→ **THE EXERCISE**
Could you repeat the records below exactly, leaving out any pictures?

→ **TASK INPUT**
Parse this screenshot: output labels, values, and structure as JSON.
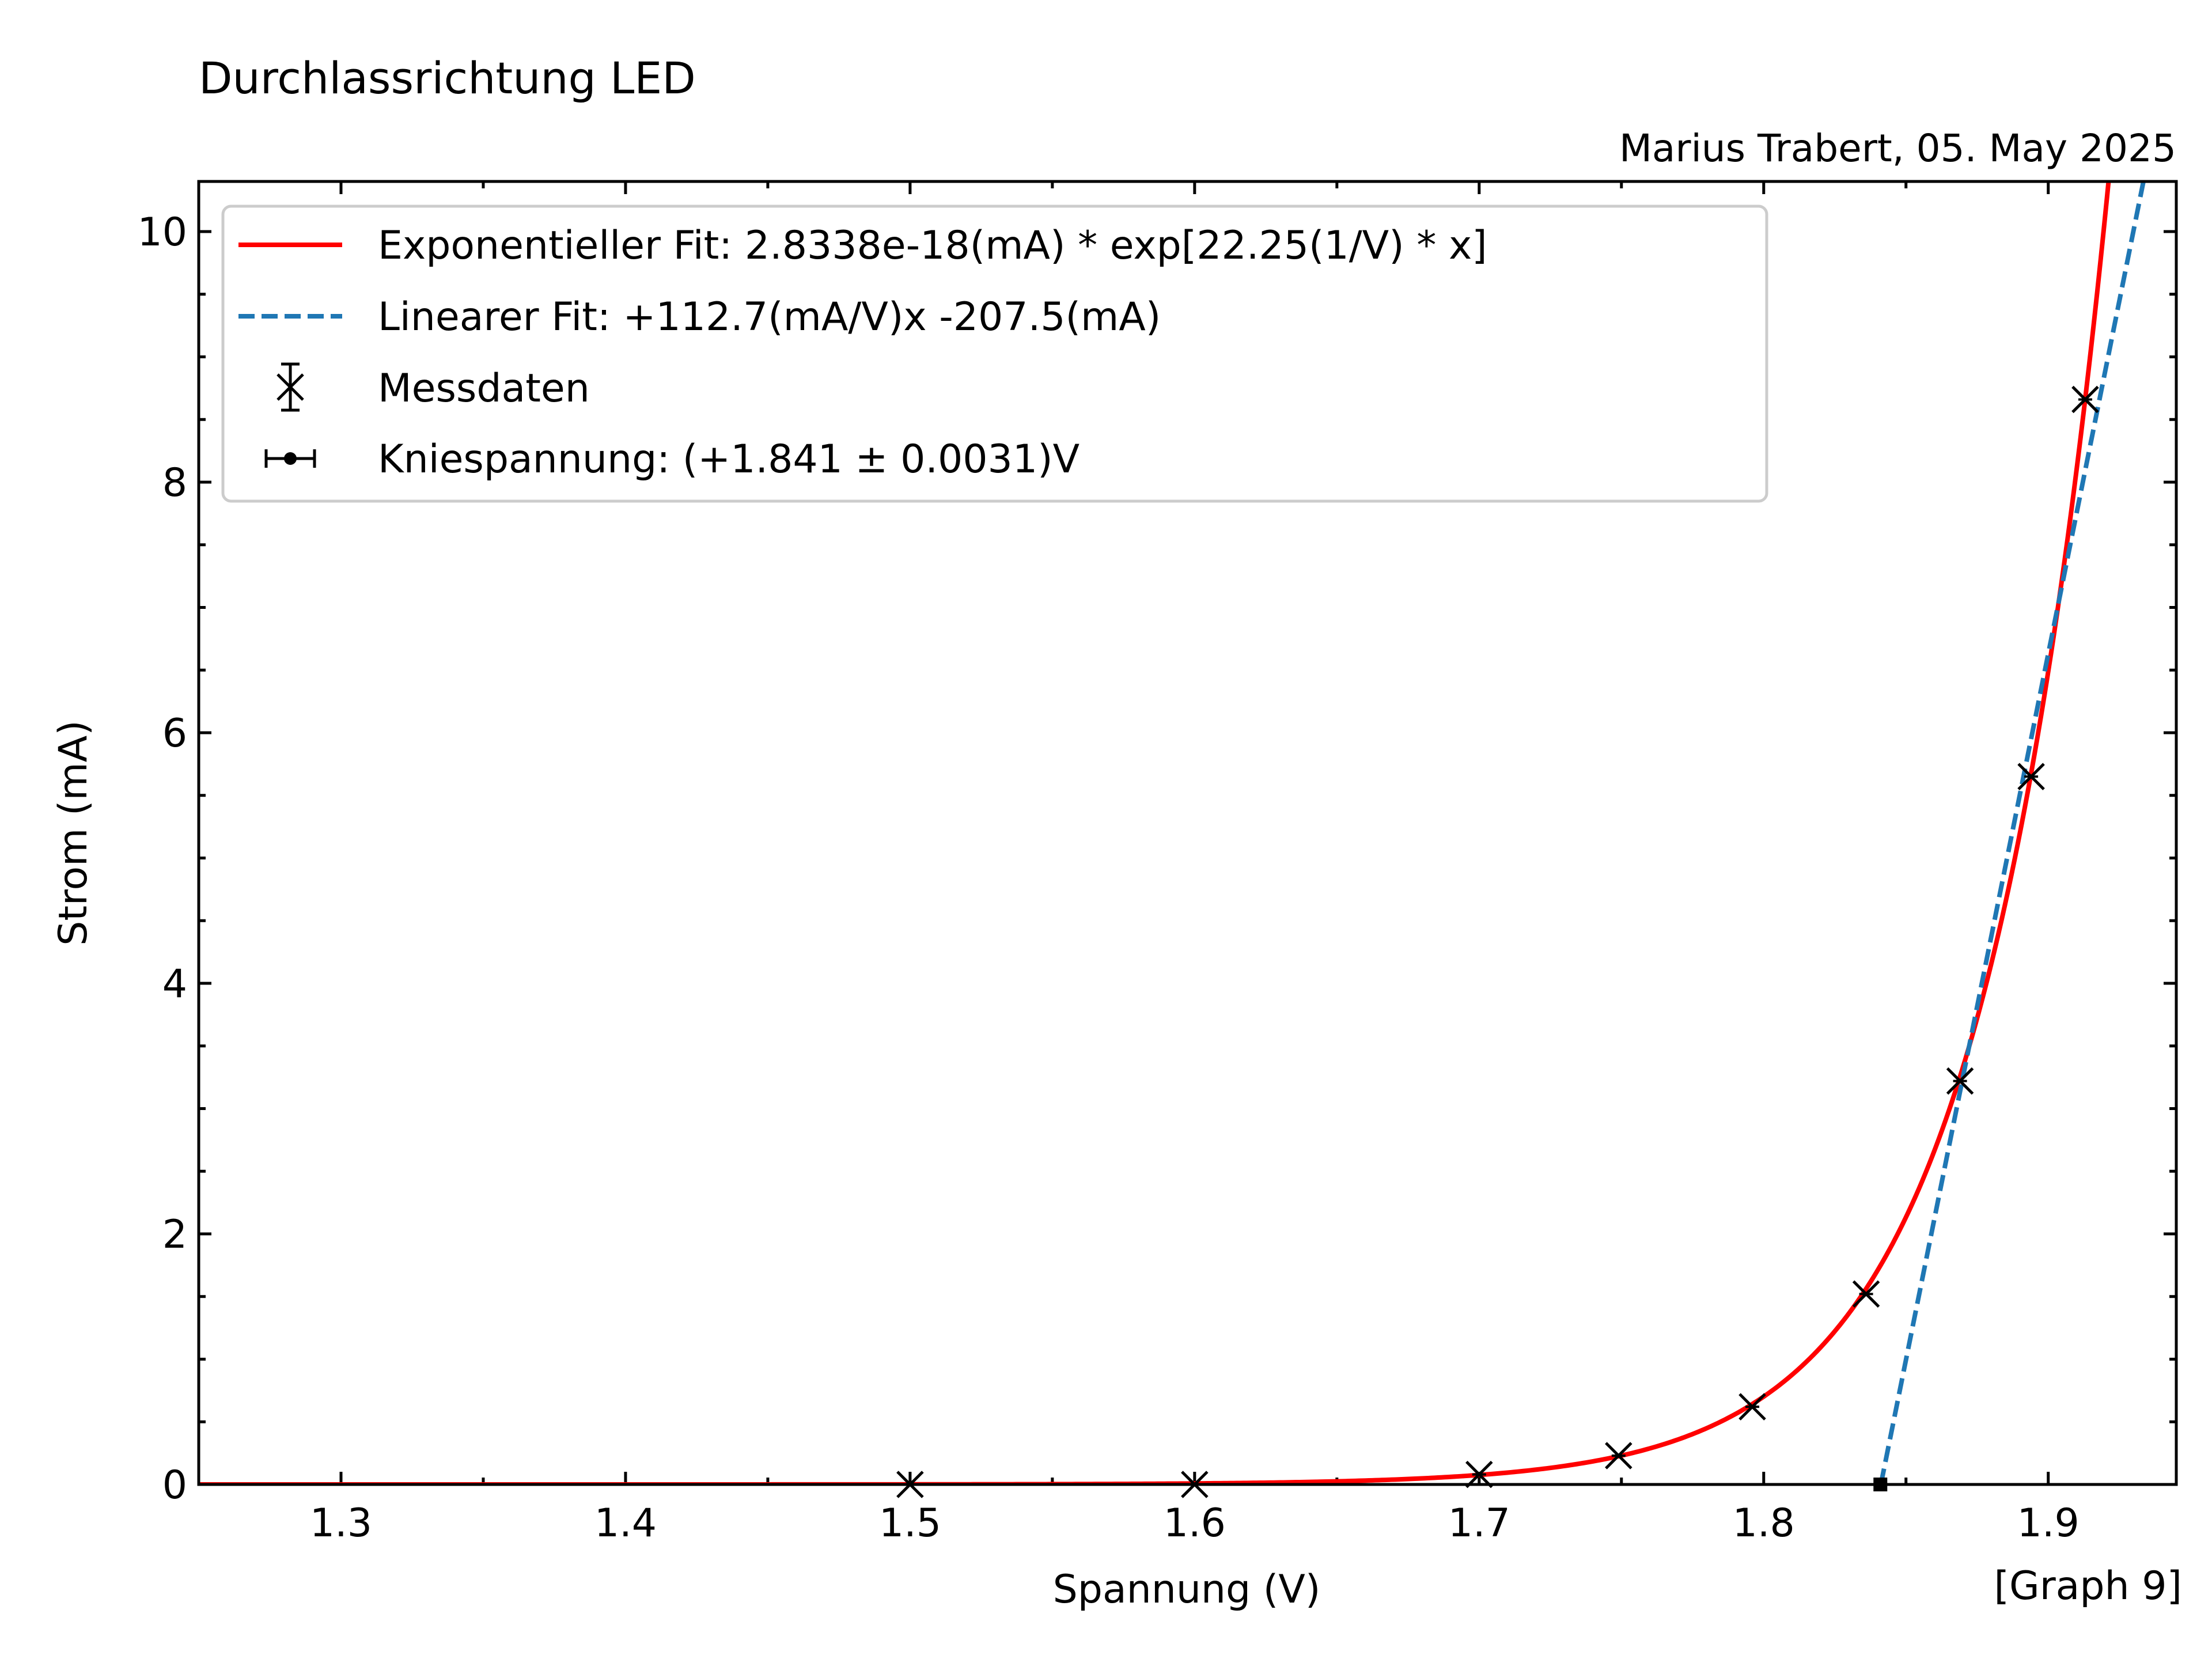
{
  "chart_data": {
    "type": "scatter",
    "title": "Durchlassrichtung LED",
    "subtitle": "Marius Trabert, 05. May 2025",
    "xlabel": "Spannung (V)",
    "ylabel": "Strom (mA)",
    "corner_note": "[Graph 9]",
    "xlim": [
      1.25,
      1.945
    ],
    "ylim": [
      0,
      10.4
    ],
    "x_ticks": [
      1.3,
      1.4,
      1.5,
      1.6,
      1.7,
      1.8,
      1.9
    ],
    "x_tick_labels": [
      "1.3",
      "1.4",
      "1.5",
      "1.6",
      "1.7",
      "1.8",
      "1.9"
    ],
    "y_ticks": [
      0,
      2,
      4,
      6,
      8,
      10
    ],
    "y_tick_labels": [
      "0",
      "2",
      "4",
      "6",
      "8",
      "10"
    ],
    "grid": false,
    "legend_position": "top-left",
    "legend": [
      {
        "label": "Exponentieller Fit: 2.8338e-18(mA) * exp[22.25(1/V) * x]",
        "kind": "solid-line",
        "color": "#ff0000"
      },
      {
        "label": "Linearer Fit:  +112.7(mA/V)x -207.5(mA)",
        "kind": "dashed-line",
        "color": "#1f77b4"
      },
      {
        "label": "Messdaten",
        "kind": "x-marker-errorbar",
        "color": "#000000"
      },
      {
        "label": "Kniespannung: (+1.841 ± 0.0031)V",
        "kind": "dot-marker-errorbar",
        "color": "#000000"
      }
    ],
    "series": [
      {
        "name": "Messdaten",
        "marker": "x",
        "color": "#000000",
        "x": [
          1.5,
          1.6,
          1.7,
          1.749,
          1.796,
          1.836,
          1.869,
          1.894,
          1.913
        ],
        "y": [
          0.0,
          0.0,
          0.08,
          0.23,
          0.62,
          1.52,
          3.22,
          5.65,
          8.66
        ]
      },
      {
        "name": "Exponentieller Fit",
        "kind": "exp-fit",
        "color": "#ff0000",
        "a": 2.8338e-18,
        "b": 22.25
      },
      {
        "name": "Linearer Fit",
        "kind": "linear-fit",
        "color": "#1f77b4",
        "slope": 112.7,
        "intercept": -207.5
      },
      {
        "name": "Kniespannung",
        "marker": "dot",
        "color": "#000000",
        "x": [
          1.841
        ],
        "y": [
          0
        ],
        "x_error": 0.0031
      }
    ]
  }
}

→ **EXERCISE OUTPUT**
Parse this screenshot: output labels, values, and structure as JSON.
{
  "chart_data": {
    "type": "scatter",
    "title": "Durchlassrichtung LED",
    "subtitle": "Marius Trabert, 05. May 2025",
    "xlabel": "Spannung (V)",
    "ylabel": "Strom (mA)",
    "corner_note": "[Graph 9]",
    "xlim": [
      1.25,
      1.945
    ],
    "ylim": [
      0,
      10.4
    ],
    "x_ticks": [
      1.3,
      1.4,
      1.5,
      1.6,
      1.7,
      1.8,
      1.9
    ],
    "x_tick_labels": [
      "1.3",
      "1.4",
      "1.5",
      "1.6",
      "1.7",
      "1.8",
      "1.9"
    ],
    "y_ticks": [
      0,
      2,
      4,
      6,
      8,
      10
    ],
    "y_tick_labels": [
      "0",
      "2",
      "4",
      "6",
      "8",
      "10"
    ],
    "grid": false,
    "legend_position": "top-left",
    "legend": [
      {
        "label": "Exponentieller Fit: 2.8338e-18(mA) * exp[22.25(1/V) * x]",
        "kind": "solid-line",
        "color": "#ff0000"
      },
      {
        "label": "Linearer Fit:  +112.7(mA/V)x -207.5(mA)",
        "kind": "dashed-line",
        "color": "#1f77b4"
      },
      {
        "label": "Messdaten",
        "kind": "x-marker-errorbar",
        "color": "#000000"
      },
      {
        "label": "Kniespannung: (+1.841 ± 0.0031)V",
        "kind": "dot-marker-errorbar",
        "color": "#000000"
      }
    ],
    "series": [
      {
        "name": "Messdaten",
        "marker": "x",
        "color": "#000000",
        "x": [
          1.5,
          1.6,
          1.7,
          1.749,
          1.796,
          1.836,
          1.869,
          1.894,
          1.913
        ],
        "y": [
          0.0,
          0.0,
          0.08,
          0.23,
          0.62,
          1.52,
          3.22,
          5.65,
          8.66
        ]
      },
      {
        "name": "Exponentieller Fit",
        "kind": "exp-fit",
        "color": "#ff0000",
        "a": 2.8338e-18,
        "b": 22.25
      },
      {
        "name": "Linearer Fit",
        "kind": "linear-fit",
        "color": "#1f77b4",
        "slope": 112.7,
        "intercept": -207.5
      },
      {
        "name": "Kniespannung",
        "marker": "dot",
        "color": "#000000",
        "x": [
          1.841
        ],
        "y": [
          0
        ],
        "x_error": 0.0031
      }
    ]
  }
}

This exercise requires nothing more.